| GOAL OF THE EXERCISE |
Each line below should be reproduced without any alteration.

Records from a collection
◇ ◇ ◇ ◇ ◇

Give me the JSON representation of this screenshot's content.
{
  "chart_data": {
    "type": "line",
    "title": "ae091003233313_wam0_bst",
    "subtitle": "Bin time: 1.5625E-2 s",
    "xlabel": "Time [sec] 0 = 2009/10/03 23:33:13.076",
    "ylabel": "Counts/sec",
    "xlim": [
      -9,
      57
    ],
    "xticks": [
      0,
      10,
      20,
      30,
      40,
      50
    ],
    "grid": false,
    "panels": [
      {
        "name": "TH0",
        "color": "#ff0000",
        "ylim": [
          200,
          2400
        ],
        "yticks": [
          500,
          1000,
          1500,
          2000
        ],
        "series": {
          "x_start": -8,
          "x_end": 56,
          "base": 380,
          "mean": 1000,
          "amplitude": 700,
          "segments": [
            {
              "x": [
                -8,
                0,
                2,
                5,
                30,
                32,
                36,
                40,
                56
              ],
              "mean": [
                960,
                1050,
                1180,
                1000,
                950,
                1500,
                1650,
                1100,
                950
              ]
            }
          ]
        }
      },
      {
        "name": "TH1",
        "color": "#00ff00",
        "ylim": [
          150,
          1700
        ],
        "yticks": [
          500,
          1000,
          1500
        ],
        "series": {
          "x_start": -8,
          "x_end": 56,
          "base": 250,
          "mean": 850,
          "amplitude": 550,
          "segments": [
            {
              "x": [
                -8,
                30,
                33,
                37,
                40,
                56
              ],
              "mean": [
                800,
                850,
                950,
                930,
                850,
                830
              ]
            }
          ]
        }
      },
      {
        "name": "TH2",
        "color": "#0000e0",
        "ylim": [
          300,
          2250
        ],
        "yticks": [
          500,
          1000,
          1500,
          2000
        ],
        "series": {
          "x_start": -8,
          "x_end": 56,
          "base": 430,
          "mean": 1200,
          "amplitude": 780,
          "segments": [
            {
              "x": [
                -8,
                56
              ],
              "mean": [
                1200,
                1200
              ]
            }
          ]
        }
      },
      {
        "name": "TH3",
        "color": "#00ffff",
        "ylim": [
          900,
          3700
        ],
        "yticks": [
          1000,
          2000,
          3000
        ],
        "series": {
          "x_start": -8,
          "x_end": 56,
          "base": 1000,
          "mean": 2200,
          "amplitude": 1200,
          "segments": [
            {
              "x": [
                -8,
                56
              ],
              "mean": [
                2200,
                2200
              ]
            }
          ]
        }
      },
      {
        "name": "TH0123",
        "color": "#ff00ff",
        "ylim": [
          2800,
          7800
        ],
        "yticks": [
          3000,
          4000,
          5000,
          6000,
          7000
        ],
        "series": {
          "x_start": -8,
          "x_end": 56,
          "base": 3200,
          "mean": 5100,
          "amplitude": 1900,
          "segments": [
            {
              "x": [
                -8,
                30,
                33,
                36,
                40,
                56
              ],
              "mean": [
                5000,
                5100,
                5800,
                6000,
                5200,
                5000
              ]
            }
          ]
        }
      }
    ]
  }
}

◇ ◇ ◇ ◇ ◇

| SOLUTION FOR THIS TASK |
Give me the JSON representation of this screenshot's content.
{
  "chart_data": {
    "type": "line",
    "title": "ae091003233313_wam0_bst",
    "subtitle": "Bin time: 1.5625E-2 s",
    "xlabel": "Time [sec] 0 = 2009/10/03 23:33:13.076",
    "ylabel": "Counts/sec",
    "xlim": [
      -9,
      57
    ],
    "xticks": [
      0,
      10,
      20,
      30,
      40,
      50
    ],
    "grid": false,
    "panels": [
      {
        "name": "TH0",
        "color": "#ff0000",
        "ylim": [
          200,
          2400
        ],
        "yticks": [
          500,
          1000,
          1500,
          2000
        ],
        "series": {
          "x_start": -8,
          "x_end": 56,
          "base": 380,
          "mean": 1000,
          "amplitude": 700,
          "segments": [
            {
              "x": [
                -8,
                0,
                2,
                5,
                30,
                32,
                36,
                40,
                56
              ],
              "mean": [
                960,
                1050,
                1180,
                1000,
                950,
                1500,
                1650,
                1100,
                950
              ]
            }
          ]
        }
      },
      {
        "name": "TH1",
        "color": "#00ff00",
        "ylim": [
          150,
          1700
        ],
        "yticks": [
          500,
          1000,
          1500
        ],
        "series": {
          "x_start": -8,
          "x_end": 56,
          "base": 250,
          "mean": 850,
          "amplitude": 550,
          "segments": [
            {
              "x": [
                -8,
                30,
                33,
                37,
                40,
                56
              ],
              "mean": [
                800,
                850,
                950,
                930,
                850,
                830
              ]
            }
          ]
        }
      },
      {
        "name": "TH2",
        "color": "#0000e0",
        "ylim": [
          300,
          2250
        ],
        "yticks": [
          500,
          1000,
          1500,
          2000
        ],
        "series": {
          "x_start": -8,
          "x_end": 56,
          "base": 430,
          "mean": 1200,
          "amplitude": 780,
          "segments": [
            {
              "x": [
                -8,
                56
              ],
              "mean": [
                1200,
                1200
              ]
            }
          ]
        }
      },
      {
        "name": "TH3",
        "color": "#00ffff",
        "ylim": [
          900,
          3700
        ],
        "yticks": [
          1000,
          2000,
          3000
        ],
        "series": {
          "x_start": -8,
          "x_end": 56,
          "base": 1000,
          "mean": 2200,
          "amplitude": 1200,
          "segments": [
            {
              "x": [
                -8,
                56
              ],
              "mean": [
                2200,
                2200
              ]
            }
          ]
        }
      },
      {
        "name": "TH0123",
        "color": "#ff00ff",
        "ylim": [
          2800,
          7800
        ],
        "yticks": [
          3000,
          4000,
          5000,
          6000,
          7000
        ],
        "series": {
          "x_start": -8,
          "x_end": 56,
          "base": 3200,
          "mean": 5100,
          "amplitude": 1900,
          "segments": [
            {
              "x": [
                -8,
                30,
                33,
                36,
                40,
                56
              ],
              "mean": [
                5000,
                5100,
                5800,
                6000,
                5200,
                5000
              ]
            }
          ]
        }
      }
    ]
  }
}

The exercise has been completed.